* Set task *
Examine the records and identify each line that includes the string "BULLYING". Copy those lines.

★ ★ ★ ★ ★

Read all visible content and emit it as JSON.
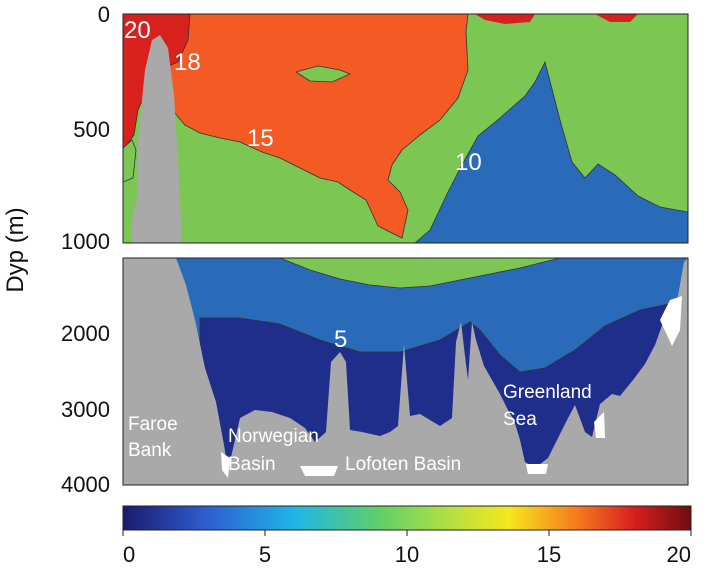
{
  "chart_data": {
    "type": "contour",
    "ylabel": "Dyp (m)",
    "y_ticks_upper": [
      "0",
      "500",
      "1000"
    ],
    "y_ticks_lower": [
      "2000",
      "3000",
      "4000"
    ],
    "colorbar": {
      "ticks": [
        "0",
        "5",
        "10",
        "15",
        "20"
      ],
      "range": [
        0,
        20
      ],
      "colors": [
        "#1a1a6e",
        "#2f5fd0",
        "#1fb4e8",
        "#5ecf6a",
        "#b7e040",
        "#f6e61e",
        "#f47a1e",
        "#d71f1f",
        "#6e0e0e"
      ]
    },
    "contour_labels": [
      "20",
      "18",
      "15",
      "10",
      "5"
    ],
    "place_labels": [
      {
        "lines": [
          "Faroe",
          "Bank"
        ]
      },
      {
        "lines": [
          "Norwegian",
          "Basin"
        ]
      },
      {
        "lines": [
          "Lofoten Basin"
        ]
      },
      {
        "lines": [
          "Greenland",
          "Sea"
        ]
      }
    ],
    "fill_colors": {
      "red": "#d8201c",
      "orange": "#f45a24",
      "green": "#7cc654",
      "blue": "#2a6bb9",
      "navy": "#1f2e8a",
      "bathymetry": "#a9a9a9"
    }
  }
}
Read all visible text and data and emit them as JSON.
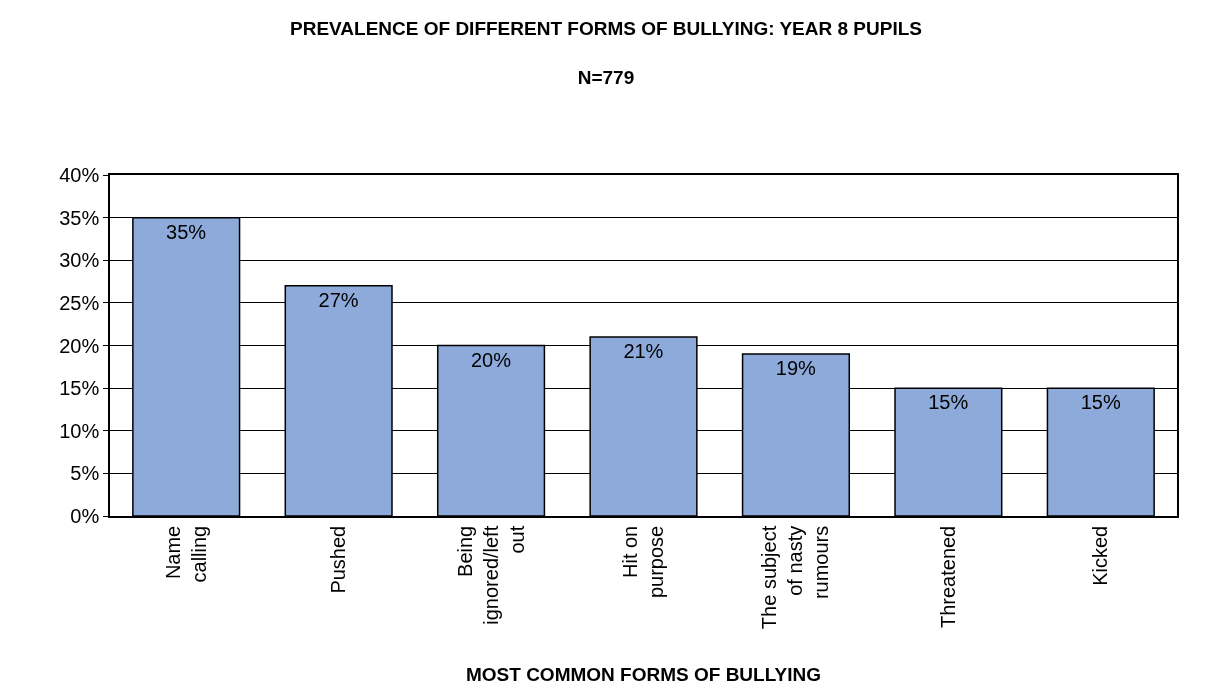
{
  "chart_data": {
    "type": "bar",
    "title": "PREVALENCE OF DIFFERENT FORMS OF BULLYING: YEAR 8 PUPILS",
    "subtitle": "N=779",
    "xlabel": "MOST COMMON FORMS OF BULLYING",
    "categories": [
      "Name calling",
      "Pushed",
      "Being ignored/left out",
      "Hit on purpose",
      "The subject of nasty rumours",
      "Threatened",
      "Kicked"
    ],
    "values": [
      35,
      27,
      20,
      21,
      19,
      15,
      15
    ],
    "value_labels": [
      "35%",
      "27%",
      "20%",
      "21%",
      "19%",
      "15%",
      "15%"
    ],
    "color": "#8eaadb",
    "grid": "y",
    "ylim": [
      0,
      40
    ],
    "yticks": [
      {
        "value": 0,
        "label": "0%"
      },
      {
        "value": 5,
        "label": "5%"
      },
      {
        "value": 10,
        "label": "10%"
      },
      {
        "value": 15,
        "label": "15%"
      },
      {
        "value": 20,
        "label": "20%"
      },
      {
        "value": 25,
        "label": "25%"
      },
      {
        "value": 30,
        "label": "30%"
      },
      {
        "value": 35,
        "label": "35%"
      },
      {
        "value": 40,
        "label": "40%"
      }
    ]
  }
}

★ ★ ★ ★ ★

* Expected answer *
    "title": "PREVALENCE OF DIFFERENT FORMS OF BULLYING: YEAR 8 PUPILS",
    "xlabel": "MOST COMMON FORMS OF BULLYING",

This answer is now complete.